Supplied material:
● ● ● ● ● ● ●

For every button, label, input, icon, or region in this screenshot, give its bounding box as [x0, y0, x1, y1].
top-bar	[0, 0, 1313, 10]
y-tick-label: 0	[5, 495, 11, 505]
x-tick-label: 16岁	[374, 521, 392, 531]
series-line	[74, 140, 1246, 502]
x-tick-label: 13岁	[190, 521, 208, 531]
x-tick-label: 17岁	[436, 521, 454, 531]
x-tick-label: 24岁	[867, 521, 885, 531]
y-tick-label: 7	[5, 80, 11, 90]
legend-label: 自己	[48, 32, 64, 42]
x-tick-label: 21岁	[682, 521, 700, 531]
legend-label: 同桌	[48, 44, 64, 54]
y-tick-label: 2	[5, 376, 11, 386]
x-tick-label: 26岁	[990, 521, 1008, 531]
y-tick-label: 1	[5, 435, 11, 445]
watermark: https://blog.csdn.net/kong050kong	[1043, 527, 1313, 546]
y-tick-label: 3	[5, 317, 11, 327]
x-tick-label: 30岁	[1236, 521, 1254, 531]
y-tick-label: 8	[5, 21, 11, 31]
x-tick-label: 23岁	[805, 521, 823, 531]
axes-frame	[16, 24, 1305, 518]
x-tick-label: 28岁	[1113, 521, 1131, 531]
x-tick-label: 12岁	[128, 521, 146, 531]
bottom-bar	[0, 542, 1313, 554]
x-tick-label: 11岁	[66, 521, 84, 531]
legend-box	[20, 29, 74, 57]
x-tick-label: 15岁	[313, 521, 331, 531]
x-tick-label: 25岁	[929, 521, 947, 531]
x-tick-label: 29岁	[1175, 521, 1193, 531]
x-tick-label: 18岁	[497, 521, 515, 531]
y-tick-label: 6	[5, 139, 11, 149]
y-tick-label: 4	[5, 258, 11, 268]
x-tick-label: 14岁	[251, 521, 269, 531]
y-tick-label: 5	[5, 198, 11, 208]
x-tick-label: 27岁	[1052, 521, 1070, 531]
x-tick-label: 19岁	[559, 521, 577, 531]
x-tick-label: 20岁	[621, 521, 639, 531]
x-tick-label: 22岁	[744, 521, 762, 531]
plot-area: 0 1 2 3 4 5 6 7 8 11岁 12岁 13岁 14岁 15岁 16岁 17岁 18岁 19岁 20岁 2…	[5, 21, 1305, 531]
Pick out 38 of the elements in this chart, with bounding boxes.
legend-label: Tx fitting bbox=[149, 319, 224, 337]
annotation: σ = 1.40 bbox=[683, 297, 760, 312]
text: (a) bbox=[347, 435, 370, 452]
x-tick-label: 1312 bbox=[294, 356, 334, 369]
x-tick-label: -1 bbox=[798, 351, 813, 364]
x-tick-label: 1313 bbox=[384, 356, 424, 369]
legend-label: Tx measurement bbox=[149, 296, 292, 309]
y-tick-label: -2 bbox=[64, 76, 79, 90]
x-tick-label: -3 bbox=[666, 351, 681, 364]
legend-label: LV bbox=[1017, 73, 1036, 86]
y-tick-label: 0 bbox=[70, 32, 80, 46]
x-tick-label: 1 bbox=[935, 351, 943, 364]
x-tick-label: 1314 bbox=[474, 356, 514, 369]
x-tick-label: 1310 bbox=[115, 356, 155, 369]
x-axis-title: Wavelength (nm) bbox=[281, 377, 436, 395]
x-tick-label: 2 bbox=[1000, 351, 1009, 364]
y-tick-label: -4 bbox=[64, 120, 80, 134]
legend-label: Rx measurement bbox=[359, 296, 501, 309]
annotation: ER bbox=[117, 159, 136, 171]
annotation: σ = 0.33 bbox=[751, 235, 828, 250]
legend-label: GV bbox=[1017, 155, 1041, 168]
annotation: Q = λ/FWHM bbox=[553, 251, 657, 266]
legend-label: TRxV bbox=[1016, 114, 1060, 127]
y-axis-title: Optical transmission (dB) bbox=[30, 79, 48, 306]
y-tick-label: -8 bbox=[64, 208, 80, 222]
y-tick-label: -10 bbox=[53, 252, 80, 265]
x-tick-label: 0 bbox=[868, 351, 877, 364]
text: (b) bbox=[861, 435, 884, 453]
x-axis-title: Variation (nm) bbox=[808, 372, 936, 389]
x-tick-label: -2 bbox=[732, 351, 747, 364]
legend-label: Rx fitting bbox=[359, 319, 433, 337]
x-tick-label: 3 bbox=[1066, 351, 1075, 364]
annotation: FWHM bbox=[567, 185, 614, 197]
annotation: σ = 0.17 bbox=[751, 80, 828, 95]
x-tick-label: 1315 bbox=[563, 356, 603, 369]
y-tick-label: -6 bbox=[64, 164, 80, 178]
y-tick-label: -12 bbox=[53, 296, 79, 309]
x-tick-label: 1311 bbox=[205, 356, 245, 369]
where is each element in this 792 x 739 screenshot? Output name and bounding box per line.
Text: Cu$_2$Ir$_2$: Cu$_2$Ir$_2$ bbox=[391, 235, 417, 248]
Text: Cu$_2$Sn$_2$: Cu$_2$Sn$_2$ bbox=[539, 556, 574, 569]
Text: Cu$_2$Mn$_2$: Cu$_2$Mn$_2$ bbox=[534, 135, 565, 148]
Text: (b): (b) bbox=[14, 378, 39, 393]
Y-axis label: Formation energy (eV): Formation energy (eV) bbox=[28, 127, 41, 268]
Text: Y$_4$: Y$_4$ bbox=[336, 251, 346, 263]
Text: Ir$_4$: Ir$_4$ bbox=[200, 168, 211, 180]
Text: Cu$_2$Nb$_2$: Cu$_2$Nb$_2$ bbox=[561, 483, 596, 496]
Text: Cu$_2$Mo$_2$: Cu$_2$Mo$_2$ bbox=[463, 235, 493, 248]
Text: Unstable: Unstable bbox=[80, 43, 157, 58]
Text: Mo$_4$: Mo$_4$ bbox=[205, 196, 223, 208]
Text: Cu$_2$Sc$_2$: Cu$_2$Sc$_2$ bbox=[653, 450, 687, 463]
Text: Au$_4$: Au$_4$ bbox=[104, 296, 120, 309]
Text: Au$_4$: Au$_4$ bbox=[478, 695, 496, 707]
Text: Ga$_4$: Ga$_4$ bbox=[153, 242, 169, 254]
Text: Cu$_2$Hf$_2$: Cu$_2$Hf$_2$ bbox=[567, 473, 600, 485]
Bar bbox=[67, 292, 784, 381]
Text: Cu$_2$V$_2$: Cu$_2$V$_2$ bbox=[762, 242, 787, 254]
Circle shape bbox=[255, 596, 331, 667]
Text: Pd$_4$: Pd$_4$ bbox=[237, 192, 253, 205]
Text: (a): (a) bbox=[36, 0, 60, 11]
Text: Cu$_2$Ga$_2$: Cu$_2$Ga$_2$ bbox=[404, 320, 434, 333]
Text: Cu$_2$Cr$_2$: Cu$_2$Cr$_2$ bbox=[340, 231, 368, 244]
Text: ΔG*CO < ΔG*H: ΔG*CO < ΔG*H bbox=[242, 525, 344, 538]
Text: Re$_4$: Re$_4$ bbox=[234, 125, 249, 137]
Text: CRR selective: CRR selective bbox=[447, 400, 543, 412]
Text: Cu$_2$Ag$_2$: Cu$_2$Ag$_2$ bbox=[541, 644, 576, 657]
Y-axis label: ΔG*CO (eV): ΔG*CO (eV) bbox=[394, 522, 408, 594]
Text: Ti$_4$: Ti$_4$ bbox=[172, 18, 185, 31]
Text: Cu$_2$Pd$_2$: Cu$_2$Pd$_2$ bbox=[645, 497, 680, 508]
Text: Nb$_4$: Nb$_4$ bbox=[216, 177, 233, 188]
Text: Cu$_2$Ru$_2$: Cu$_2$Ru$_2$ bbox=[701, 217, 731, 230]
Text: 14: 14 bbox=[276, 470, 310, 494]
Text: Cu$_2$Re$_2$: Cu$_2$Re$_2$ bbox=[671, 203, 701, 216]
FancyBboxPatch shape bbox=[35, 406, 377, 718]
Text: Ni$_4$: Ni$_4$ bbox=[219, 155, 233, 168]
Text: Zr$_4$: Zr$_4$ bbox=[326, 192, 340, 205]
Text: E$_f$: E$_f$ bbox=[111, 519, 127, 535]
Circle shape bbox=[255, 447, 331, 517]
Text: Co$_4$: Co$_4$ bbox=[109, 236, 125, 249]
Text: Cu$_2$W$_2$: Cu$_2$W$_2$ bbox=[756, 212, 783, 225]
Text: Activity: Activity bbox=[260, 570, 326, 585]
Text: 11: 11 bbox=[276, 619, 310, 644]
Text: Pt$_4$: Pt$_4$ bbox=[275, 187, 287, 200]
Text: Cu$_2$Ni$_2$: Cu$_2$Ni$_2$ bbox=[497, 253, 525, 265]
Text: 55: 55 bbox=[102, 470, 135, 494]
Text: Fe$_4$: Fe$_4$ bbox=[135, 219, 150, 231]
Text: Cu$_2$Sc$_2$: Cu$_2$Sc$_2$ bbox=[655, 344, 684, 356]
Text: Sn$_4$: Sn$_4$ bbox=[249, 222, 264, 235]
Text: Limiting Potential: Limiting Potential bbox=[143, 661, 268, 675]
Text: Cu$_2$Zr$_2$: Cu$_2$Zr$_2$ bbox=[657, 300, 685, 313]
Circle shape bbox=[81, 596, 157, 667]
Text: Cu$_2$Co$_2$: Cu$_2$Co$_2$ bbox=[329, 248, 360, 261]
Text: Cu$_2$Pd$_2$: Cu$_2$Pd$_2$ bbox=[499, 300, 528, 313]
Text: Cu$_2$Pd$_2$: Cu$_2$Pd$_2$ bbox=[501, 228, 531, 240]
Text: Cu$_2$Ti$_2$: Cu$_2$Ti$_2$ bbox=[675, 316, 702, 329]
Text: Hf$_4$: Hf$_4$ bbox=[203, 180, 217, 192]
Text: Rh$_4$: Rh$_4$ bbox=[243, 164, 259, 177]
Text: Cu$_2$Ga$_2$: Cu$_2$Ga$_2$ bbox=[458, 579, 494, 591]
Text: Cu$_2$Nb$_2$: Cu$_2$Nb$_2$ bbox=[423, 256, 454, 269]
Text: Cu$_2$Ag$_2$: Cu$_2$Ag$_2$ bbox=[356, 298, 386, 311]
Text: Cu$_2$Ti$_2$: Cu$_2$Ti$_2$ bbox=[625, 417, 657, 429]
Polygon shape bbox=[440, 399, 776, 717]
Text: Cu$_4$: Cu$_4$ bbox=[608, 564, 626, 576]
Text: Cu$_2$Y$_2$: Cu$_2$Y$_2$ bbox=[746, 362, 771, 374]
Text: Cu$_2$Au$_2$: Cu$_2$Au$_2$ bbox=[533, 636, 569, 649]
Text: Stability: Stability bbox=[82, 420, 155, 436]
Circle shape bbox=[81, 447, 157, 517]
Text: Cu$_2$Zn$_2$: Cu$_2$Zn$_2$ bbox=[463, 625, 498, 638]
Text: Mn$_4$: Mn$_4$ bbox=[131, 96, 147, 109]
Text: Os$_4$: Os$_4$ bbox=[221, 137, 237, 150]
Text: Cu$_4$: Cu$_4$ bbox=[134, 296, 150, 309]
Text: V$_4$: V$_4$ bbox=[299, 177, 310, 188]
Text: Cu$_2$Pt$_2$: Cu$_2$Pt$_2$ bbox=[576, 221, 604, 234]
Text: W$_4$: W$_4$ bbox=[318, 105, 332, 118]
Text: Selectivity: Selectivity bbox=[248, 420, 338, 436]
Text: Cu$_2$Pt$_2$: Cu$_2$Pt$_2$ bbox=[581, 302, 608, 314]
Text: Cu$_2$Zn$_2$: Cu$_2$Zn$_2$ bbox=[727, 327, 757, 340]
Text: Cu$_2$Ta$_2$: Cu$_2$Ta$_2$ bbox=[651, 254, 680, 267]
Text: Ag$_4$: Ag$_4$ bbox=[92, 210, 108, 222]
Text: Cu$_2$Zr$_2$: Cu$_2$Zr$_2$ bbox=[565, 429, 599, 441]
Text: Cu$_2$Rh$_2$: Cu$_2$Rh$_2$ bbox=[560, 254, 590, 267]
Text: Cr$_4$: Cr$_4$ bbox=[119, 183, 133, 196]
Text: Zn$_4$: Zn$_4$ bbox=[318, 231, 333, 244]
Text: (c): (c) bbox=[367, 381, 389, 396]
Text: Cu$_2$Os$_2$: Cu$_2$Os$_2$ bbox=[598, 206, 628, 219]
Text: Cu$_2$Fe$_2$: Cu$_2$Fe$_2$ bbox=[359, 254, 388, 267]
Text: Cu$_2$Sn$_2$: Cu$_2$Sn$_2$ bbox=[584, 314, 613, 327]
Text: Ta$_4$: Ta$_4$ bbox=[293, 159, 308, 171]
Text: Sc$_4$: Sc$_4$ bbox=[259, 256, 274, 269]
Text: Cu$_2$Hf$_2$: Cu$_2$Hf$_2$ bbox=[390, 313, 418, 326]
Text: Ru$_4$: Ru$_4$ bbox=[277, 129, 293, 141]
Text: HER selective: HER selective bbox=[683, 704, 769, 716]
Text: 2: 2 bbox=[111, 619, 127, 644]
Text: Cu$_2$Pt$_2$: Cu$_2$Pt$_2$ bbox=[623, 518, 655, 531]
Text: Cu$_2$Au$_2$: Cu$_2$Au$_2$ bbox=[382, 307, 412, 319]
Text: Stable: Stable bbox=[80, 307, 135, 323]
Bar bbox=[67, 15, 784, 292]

● ● ● ● ● ● ●

Directions: Write out the entries word for word, from the very first line through the line containing "521, 947, 531]", including that line.

Solution below:
For every button, label, input, icon, or region in this screenshot, give its bounding box as [x0, y0, x1, y1].
top-bar	[0, 0, 1313, 10]
y-tick-label: 0	[5, 495, 11, 505]
x-tick-label: 16岁	[374, 521, 392, 531]
series-line	[74, 140, 1246, 502]
x-tick-label: 13岁	[190, 521, 208, 531]
x-tick-label: 17岁	[436, 521, 454, 531]
x-tick-label: 24岁	[867, 521, 885, 531]
y-tick-label: 7	[5, 80, 11, 90]
legend-label: 自己	[48, 32, 64, 42]
x-tick-label: 21岁	[682, 521, 700, 531]
legend-label: 同桌	[48, 44, 64, 54]
y-tick-label: 2	[5, 376, 11, 386]
x-tick-label: 26岁	[990, 521, 1008, 531]
y-tick-label: 1	[5, 435, 11, 445]
watermark: https://blog.csdn.net/kong050kong	[1043, 527, 1313, 546]
y-tick-label: 3	[5, 317, 11, 327]
x-tick-label: 30岁	[1236, 521, 1254, 531]
y-tick-label: 8	[5, 21, 11, 31]
x-tick-label: 23岁	[805, 521, 823, 531]
axes-frame	[16, 24, 1305, 518]
x-tick-label: 28岁	[1113, 521, 1131, 531]
x-tick-label: 12岁	[128, 521, 146, 531]
bottom-bar	[0, 542, 1313, 554]
x-tick-label: 11岁	[66, 521, 84, 531]
legend-box	[20, 29, 74, 57]
x-tick-label: 15岁	[313, 521, 331, 531]
x-tick-label: 25岁	[929, 521, 947, 531]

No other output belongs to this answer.